• AIM
You are to retype all of the data exactly as it appears.

• ENTRIES SHOWN
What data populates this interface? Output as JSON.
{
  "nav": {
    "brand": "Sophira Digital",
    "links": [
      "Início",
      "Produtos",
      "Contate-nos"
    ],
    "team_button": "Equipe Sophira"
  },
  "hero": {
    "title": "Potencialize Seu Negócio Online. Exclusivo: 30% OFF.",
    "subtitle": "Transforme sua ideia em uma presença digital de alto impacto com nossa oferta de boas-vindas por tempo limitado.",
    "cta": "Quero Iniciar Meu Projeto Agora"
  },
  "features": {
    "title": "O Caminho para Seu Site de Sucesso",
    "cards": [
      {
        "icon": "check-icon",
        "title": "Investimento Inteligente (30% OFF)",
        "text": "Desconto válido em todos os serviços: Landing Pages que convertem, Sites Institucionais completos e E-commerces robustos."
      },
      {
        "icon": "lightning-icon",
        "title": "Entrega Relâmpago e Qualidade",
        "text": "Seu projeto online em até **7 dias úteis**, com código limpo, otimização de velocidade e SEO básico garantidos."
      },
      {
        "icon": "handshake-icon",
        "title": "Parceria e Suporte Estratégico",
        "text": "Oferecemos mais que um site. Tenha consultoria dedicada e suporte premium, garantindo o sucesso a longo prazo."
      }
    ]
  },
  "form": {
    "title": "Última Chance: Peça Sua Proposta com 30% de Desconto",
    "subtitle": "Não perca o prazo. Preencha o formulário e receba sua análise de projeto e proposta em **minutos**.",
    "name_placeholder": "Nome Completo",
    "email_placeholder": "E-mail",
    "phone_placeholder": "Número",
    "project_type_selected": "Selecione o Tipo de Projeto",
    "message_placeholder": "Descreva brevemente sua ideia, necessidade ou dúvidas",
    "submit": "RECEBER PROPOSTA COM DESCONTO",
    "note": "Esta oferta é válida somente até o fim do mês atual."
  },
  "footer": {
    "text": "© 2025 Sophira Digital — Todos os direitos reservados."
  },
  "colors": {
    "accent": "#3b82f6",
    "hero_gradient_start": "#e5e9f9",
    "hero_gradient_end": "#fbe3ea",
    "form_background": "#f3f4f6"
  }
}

• TASK RESPONSE
What data populates this interface? Output as JSON.
{
  "nav": {
    "brand": "Sophira Digital",
    "links": [
      "Início",
      "Produtos",
      "Contate-nos"
    ],
    "team_button": "Equipe Sophira"
  },
  "hero": {
    "title": "Potencialize Seu Negócio Online. Exclusivo: 30% OFF.",
    "subtitle": "Transforme sua ideia em uma presença digital de alto impacto com nossa oferta de boas-vindas por tempo limitado.",
    "cta": "Quero Iniciar Meu Projeto Agora"
  },
  "features": {
    "title": "O Caminho para Seu Site de Sucesso",
    "cards": [
      {
        "icon": "check-icon",
        "title": "Investimento Inteligente (30% OFF)",
        "text": "Desconto válido em todos os serviços: Landing Pages que convertem, Sites Institucionais completos e E-commerces robustos."
      },
      {
        "icon": "lightning-icon",
        "title": "Entrega Relâmpago e Qualidade",
        "text": "Seu projeto online em até **7 dias úteis**, com código limpo, otimização de velocidade e SEO básico garantidos."
      },
      {
        "icon": "handshake-icon",
        "title": "Parceria e Suporte Estratégico",
        "text": "Oferecemos mais que um site. Tenha consultoria dedicada e suporte premium, garantindo o sucesso a longo prazo."
      }
    ]
  },
  "form": {
    "title": "Última Chance: Peça Sua Proposta com 30% de Desconto",
    "subtitle": "Não perca o prazo. Preencha o formulário e receba sua análise de projeto e proposta em **minutos**.",
    "name_placeholder": "Nome Completo",
    "email_placeholder": "E-mail",
    "phone_placeholder": "Número",
    "project_type_selected": "Selecione o Tipo de Projeto",
    "message_placeholder": "Descreva brevemente sua ideia, necessidade ou dúvidas",
    "submit": "RECEBER PROPOSTA COM DESCONTO",
    "note": "Esta oferta é válida somente até o fim do mês atual."
  },
  "footer": {
    "text": "© 2025 Sophira Digital — Todos os direitos reservados."
  },
  "colors": {
    "accent": "#3b82f6",
    "hero_gradient_start": "#e5e9f9",
    "hero_gradient_end": "#fbe3ea",
    "form_background": "#f3f4f6"
  }
}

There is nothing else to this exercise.